## WORK TO DO
Can you restate the records below word for word?

## ENTRIES SUPPLIED
____
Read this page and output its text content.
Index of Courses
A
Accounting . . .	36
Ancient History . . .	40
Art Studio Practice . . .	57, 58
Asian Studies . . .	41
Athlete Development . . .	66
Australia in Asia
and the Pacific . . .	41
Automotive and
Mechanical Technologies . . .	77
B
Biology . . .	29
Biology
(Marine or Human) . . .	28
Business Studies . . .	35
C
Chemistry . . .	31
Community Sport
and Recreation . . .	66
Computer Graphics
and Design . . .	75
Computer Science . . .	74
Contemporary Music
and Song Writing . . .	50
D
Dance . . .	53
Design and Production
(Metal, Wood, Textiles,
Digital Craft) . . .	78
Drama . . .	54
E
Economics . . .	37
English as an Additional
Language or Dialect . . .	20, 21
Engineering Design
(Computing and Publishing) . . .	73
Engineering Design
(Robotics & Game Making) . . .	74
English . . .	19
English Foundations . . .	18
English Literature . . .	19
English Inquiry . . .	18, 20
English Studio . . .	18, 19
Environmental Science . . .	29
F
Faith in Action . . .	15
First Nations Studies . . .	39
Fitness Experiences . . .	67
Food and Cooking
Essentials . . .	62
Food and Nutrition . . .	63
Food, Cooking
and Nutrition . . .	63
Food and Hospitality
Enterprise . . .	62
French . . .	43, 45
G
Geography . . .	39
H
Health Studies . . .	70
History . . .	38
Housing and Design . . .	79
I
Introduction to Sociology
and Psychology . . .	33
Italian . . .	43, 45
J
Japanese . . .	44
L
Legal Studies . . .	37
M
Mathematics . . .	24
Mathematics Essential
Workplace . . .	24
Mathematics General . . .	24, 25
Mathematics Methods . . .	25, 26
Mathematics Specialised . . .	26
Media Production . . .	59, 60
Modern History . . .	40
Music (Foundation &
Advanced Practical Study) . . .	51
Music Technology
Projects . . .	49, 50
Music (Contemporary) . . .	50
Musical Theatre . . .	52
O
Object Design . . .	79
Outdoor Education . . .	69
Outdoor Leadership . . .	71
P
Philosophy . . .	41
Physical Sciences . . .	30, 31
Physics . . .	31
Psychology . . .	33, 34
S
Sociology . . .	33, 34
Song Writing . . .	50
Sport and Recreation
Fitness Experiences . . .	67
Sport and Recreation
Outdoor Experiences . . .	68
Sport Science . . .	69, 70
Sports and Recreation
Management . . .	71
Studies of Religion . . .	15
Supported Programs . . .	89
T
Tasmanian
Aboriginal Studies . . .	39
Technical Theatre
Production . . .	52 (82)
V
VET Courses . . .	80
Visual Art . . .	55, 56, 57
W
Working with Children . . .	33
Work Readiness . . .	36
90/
____
## REPLY
Read this page and output its text content.
Index of Courses
A
Accounting . . .	36
Ancient History . . .	40
Art Studio Practice . . .	57, 58
Asian Studies . . .	41
Athlete Development . . .	66
Australia in Asia
and the Pacific . . .	41
Automotive and
Mechanical Technologies . . .	77
B
Biology . . .	29
Biology
(Marine or Human) . . .	28
Business Studies . . .	35
C
Chemistry . . .	31
Community Sport
and Recreation . . .	66
Computer Graphics
and Design . . .	75
Computer Science . . .	74
Contemporary Music
and Song Writing . . .	50
D
Dance . . .	53
Design and Production
(Metal, Wood, Textiles,
Digital Craft) . . .	78
Drama . . .	54
E
Economics . . .	37
English as an Additional
Language or Dialect . . .	20, 21
Engineering Design
(Computing and Publishing) . . .	73
Engineering Design
(Robotics & Game Making) . . .	74
English . . .	19
English Foundations . . .	18
English Literature . . .	19
English Inquiry . . .	18, 20
English Studio . . .	18, 19
Environmental Science . . .	29
F
Faith in Action . . .	15
First Nations Studies . . .	39
Fitness Experiences . . .	67
Food and Cooking
Essentials . . .	62
Food and Nutrition . . .	63
Food, Cooking
and Nutrition . . .	63
Food and Hospitality
Enterprise . . .	62
French . . .	43, 45
G
Geography . . .	39
H
Health Studies . . .	70
History . . .	38
Housing and Design . . .	79
I
Introduction to Sociology
and Psychology . . .	33
Italian . . .	43, 45
J
Japanese . . .	44
L
Legal Studies . . .	37
M
Mathematics . . .	24
Mathematics Essential
Workplace . . .	24
Mathematics General . . .	24, 25
Mathematics Methods . . .	25, 26
Mathematics Specialised . . .	26
Media Production . . .	59, 60
Modern History . . .	40
Music (Foundation &
Advanced Practical Study) . . .	51
Music Technology
Projects . . .	49, 50
Music (Contemporary) . . .	50
Musical Theatre . . .	52
O
Object Design . . .	79
Outdoor Education . . .	69
Outdoor Leadership . . .	71
P
Philosophy . . .	41
Physical Sciences . . .	30, 31
Physics . . .	31
Psychology . . .	33, 34
S
Sociology . . .	33, 34
Song Writing . . .	50
Sport and Recreation
Fitness Experiences . . .	67
Sport and Recreation
Outdoor Experiences . . .	68
Sport Science . . .	69, 70
Sports and Recreation
Management . . .	71
Studies of Religion . . .	15
Supported Programs . . .	89
T
Tasmanian
Aboriginal Studies . . .	39
Technical Theatre
Production . . .	52 (82)
V
VET Courses . . .	80
Visual Art . . .	55, 56, 57
W
Working with Children . . .	33
Work Readiness . . .	36
90/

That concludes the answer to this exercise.